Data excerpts
-- -- --

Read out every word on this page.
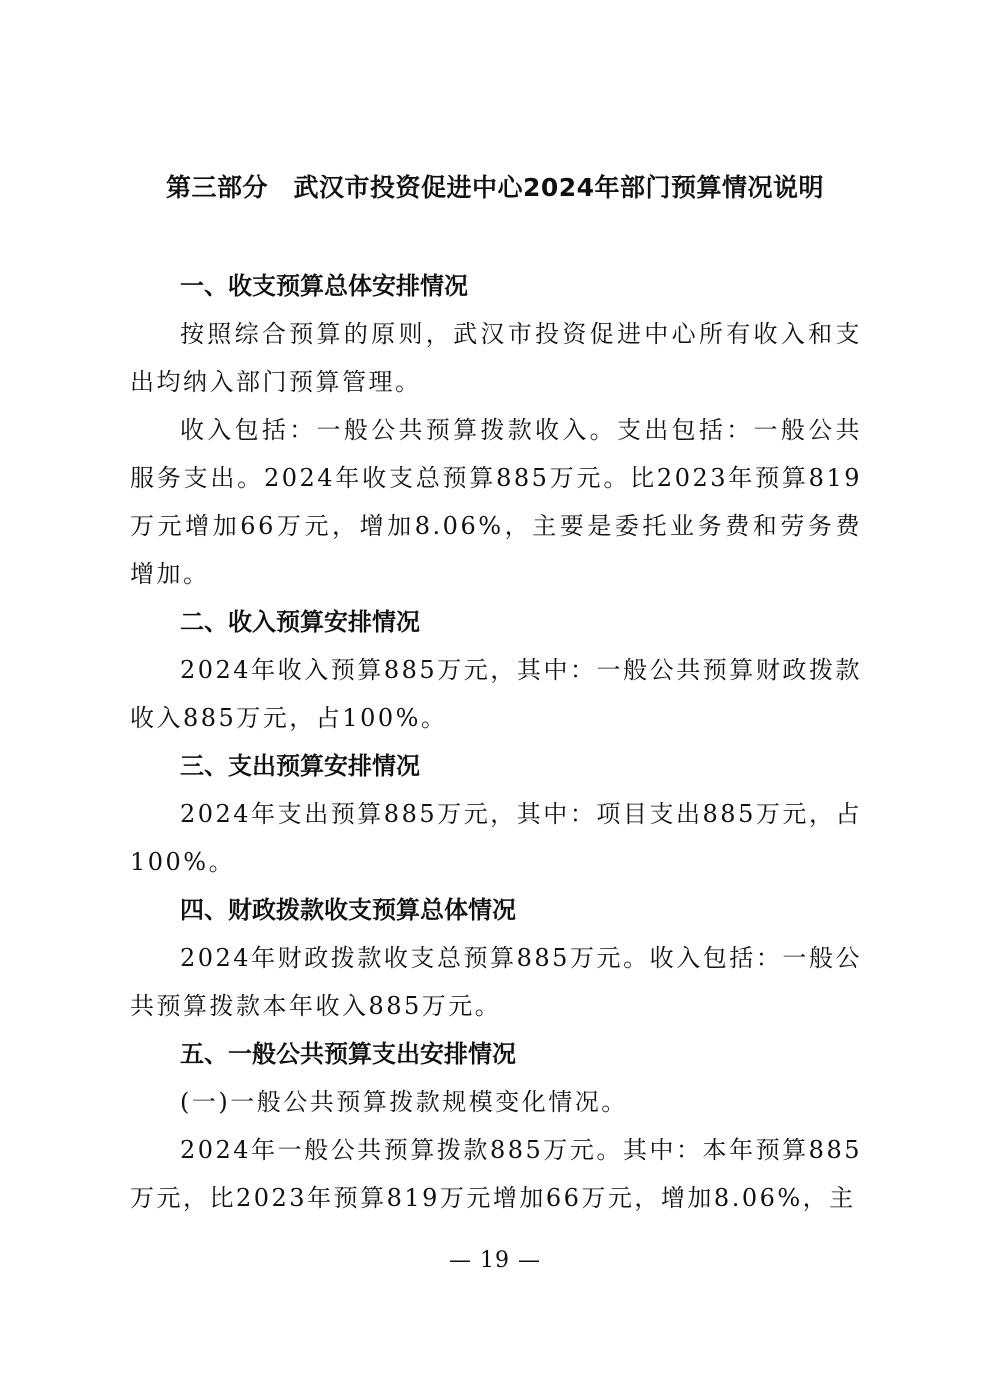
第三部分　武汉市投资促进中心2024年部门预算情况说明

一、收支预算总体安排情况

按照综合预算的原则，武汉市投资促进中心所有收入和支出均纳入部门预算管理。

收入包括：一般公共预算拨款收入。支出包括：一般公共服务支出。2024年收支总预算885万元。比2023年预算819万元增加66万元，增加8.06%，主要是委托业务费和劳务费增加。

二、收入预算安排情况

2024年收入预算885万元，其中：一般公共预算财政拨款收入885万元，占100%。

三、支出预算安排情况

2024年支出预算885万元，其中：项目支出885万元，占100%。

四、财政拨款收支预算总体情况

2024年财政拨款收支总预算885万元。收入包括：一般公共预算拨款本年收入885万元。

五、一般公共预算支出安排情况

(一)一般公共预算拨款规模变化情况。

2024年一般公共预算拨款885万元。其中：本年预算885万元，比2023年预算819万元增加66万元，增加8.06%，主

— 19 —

-- -- --

> Problem to solve
Every record gets retyped exactly; no picture goes into the copy.

> Answer to this task
Read out every word on this page.
第三部分　武汉市投资促进中心2024年部门预算情况说明

一、收支预算总体安排情况

按照综合预算的原则，武汉市投资促进中心所有收入和支出均纳入部门预算管理。

收入包括：一般公共预算拨款收入。支出包括：一般公共服务支出。2024年收支总预算885万元。比2023年预算819万元增加66万元，增加8.06%，主要是委托业务费和劳务费增加。

二、收入预算安排情况

2024年收入预算885万元，其中：一般公共预算财政拨款收入885万元，占100%。

三、支出预算安排情况

2024年支出预算885万元，其中：项目支出885万元，占100%。

四、财政拨款收支预算总体情况

2024年财政拨款收支总预算885万元。收入包括：一般公共预算拨款本年收入885万元。

五、一般公共预算支出安排情况

(一)一般公共预算拨款规模变化情况。

2024年一般公共预算拨款885万元。其中：本年预算885万元，比2023年预算819万元增加66万元，增加8.06%，主

— 19 —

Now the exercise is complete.